Directions ▸ Give the data again exactly as written, skipping any pictures.

## START

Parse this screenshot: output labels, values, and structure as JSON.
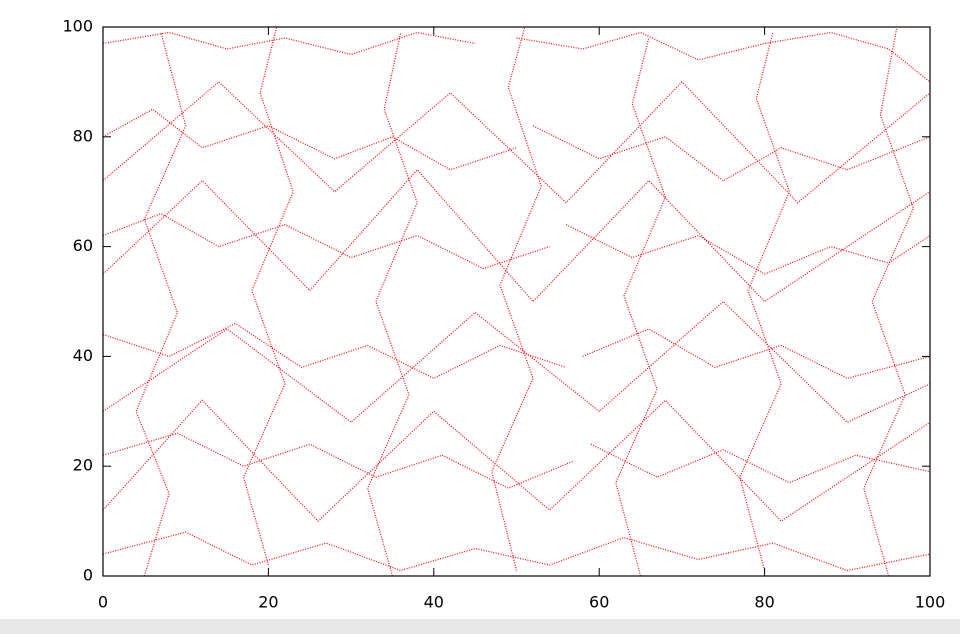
{
  "chart_data": {
    "type": "line",
    "x": [
      0,
      8,
      15,
      22,
      30,
      38,
      45,
      null,
      50,
      58,
      65,
      72,
      80,
      88,
      95,
      100,
      null,
      0,
      6,
      12,
      20,
      28,
      35,
      42,
      50,
      null,
      52,
      60,
      68,
      75,
      82,
      90,
      100,
      null,
      0,
      7,
      14,
      22,
      30,
      38,
      46,
      54,
      null,
      56,
      64,
      72,
      80,
      88,
      95,
      100,
      null,
      0,
      8,
      16,
      24,
      32,
      40,
      48,
      56,
      null,
      58,
      66,
      74,
      82,
      90,
      100,
      null,
      0,
      9,
      17,
      25,
      33,
      41,
      49,
      57,
      null,
      59,
      67,
      75,
      83,
      91,
      100,
      null,
      0,
      10,
      18,
      27,
      36,
      45,
      54,
      63,
      72,
      81,
      90,
      100,
      null,
      5,
      8,
      4,
      9,
      5,
      10,
      7,
      null,
      20,
      17,
      22,
      18,
      23,
      19,
      21,
      null,
      35,
      32,
      37,
      33,
      38,
      34,
      36,
      null,
      50,
      47,
      52,
      48,
      53,
      49,
      51,
      null,
      65,
      62,
      67,
      63,
      68,
      64,
      66,
      null,
      80,
      77,
      82,
      78,
      83,
      79,
      81,
      null,
      95,
      92,
      97,
      93,
      98,
      94,
      96,
      null,
      0,
      15,
      30,
      45,
      60,
      75,
      90,
      100,
      null,
      0,
      14,
      28,
      42,
      56,
      70,
      84,
      100,
      null,
      0,
      12,
      26,
      40,
      54,
      68,
      82,
      100,
      null,
      0,
      12,
      25,
      38,
      52,
      66,
      80,
      100
    ],
    "series": [
      {
        "color": "#ff0000",
        "values": [
          97,
          99,
          96,
          98,
          95,
          99,
          97,
          null,
          98,
          96,
          99,
          94,
          97,
          99,
          96,
          90,
          null,
          80,
          85,
          78,
          82,
          76,
          80,
          74,
          78,
          null,
          82,
          76,
          80,
          72,
          78,
          74,
          80,
          null,
          62,
          66,
          60,
          64,
          58,
          62,
          56,
          60,
          null,
          64,
          58,
          62,
          55,
          60,
          57,
          62,
          null,
          44,
          40,
          46,
          38,
          42,
          36,
          42,
          38,
          null,
          40,
          45,
          38,
          42,
          36,
          40,
          null,
          22,
          26,
          20,
          24,
          18,
          22,
          16,
          21,
          null,
          24,
          18,
          23,
          17,
          22,
          19,
          null,
          4,
          8,
          2,
          6,
          1,
          5,
          2,
          7,
          3,
          6,
          1,
          4,
          null,
          0,
          15,
          30,
          48,
          65,
          82,
          99,
          null,
          2,
          18,
          35,
          52,
          70,
          88,
          100,
          null,
          0,
          16,
          33,
          50,
          68,
          85,
          99,
          null,
          1,
          19,
          36,
          53,
          71,
          89,
          100,
          null,
          0,
          17,
          34,
          51,
          69,
          86,
          98,
          null,
          1,
          18,
          35,
          52,
          70,
          87,
          99,
          null,
          0,
          16,
          33,
          50,
          67,
          84,
          100,
          null,
          30,
          45,
          28,
          48,
          30,
          50,
          28,
          35,
          null,
          72,
          90,
          70,
          88,
          68,
          90,
          68,
          88,
          null,
          12,
          32,
          10,
          30,
          12,
          32,
          10,
          28,
          null,
          55,
          72,
          52,
          74,
          50,
          72,
          50,
          70
        ]
      }
    ],
    "xlim": [
      0,
      100
    ],
    "ylim": [
      0,
      100
    ],
    "xticks": [
      0,
      20,
      40,
      60,
      80,
      100
    ],
    "yticks": [
      0,
      20,
      40,
      60,
      80,
      100
    ]
  }
}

## END

Problem solution ▸
Parse this screenshot: output labels, values, and structure as JSON.
{
  "chart_data": {
    "type": "line",
    "x": [
      0,
      8,
      15,
      22,
      30,
      38,
      45,
      null,
      50,
      58,
      65,
      72,
      80,
      88,
      95,
      100,
      null,
      0,
      6,
      12,
      20,
      28,
      35,
      42,
      50,
      null,
      52,
      60,
      68,
      75,
      82,
      90,
      100,
      null,
      0,
      7,
      14,
      22,
      30,
      38,
      46,
      54,
      null,
      56,
      64,
      72,
      80,
      88,
      95,
      100,
      null,
      0,
      8,
      16,
      24,
      32,
      40,
      48,
      56,
      null,
      58,
      66,
      74,
      82,
      90,
      100,
      null,
      0,
      9,
      17,
      25,
      33,
      41,
      49,
      57,
      null,
      59,
      67,
      75,
      83,
      91,
      100,
      null,
      0,
      10,
      18,
      27,
      36,
      45,
      54,
      63,
      72,
      81,
      90,
      100,
      null,
      5,
      8,
      4,
      9,
      5,
      10,
      7,
      null,
      20,
      17,
      22,
      18,
      23,
      19,
      21,
      null,
      35,
      32,
      37,
      33,
      38,
      34,
      36,
      null,
      50,
      47,
      52,
      48,
      53,
      49,
      51,
      null,
      65,
      62,
      67,
      63,
      68,
      64,
      66,
      null,
      80,
      77,
      82,
      78,
      83,
      79,
      81,
      null,
      95,
      92,
      97,
      93,
      98,
      94,
      96,
      null,
      0,
      15,
      30,
      45,
      60,
      75,
      90,
      100,
      null,
      0,
      14,
      28,
      42,
      56,
      70,
      84,
      100,
      null,
      0,
      12,
      26,
      40,
      54,
      68,
      82,
      100,
      null,
      0,
      12,
      25,
      38,
      52,
      66,
      80,
      100
    ],
    "series": [
      {
        "color": "#ff0000",
        "values": [
          97,
          99,
          96,
          98,
          95,
          99,
          97,
          null,
          98,
          96,
          99,
          94,
          97,
          99,
          96,
          90,
          null,
          80,
          85,
          78,
          82,
          76,
          80,
          74,
          78,
          null,
          82,
          76,
          80,
          72,
          78,
          74,
          80,
          null,
          62,
          66,
          60,
          64,
          58,
          62,
          56,
          60,
          null,
          64,
          58,
          62,
          55,
          60,
          57,
          62,
          null,
          44,
          40,
          46,
          38,
          42,
          36,
          42,
          38,
          null,
          40,
          45,
          38,
          42,
          36,
          40,
          null,
          22,
          26,
          20,
          24,
          18,
          22,
          16,
          21,
          null,
          24,
          18,
          23,
          17,
          22,
          19,
          null,
          4,
          8,
          2,
          6,
          1,
          5,
          2,
          7,
          3,
          6,
          1,
          4,
          null,
          0,
          15,
          30,
          48,
          65,
          82,
          99,
          null,
          2,
          18,
          35,
          52,
          70,
          88,
          100,
          null,
          0,
          16,
          33,
          50,
          68,
          85,
          99,
          null,
          1,
          19,
          36,
          53,
          71,
          89,
          100,
          null,
          0,
          17,
          34,
          51,
          69,
          86,
          98,
          null,
          1,
          18,
          35,
          52,
          70,
          87,
          99,
          null,
          0,
          16,
          33,
          50,
          67,
          84,
          100,
          null,
          30,
          45,
          28,
          48,
          30,
          50,
          28,
          35,
          null,
          72,
          90,
          70,
          88,
          68,
          90,
          68,
          88,
          null,
          12,
          32,
          10,
          30,
          12,
          32,
          10,
          28,
          null,
          55,
          72,
          52,
          74,
          50,
          72,
          50,
          70
        ]
      }
    ],
    "xlim": [
      0,
      100
    ],
    "ylim": [
      0,
      100
    ],
    "xticks": [
      0,
      20,
      40,
      60,
      80,
      100
    ],
    "yticks": [
      0,
      20,
      40,
      60,
      80,
      100
    ]
  }
}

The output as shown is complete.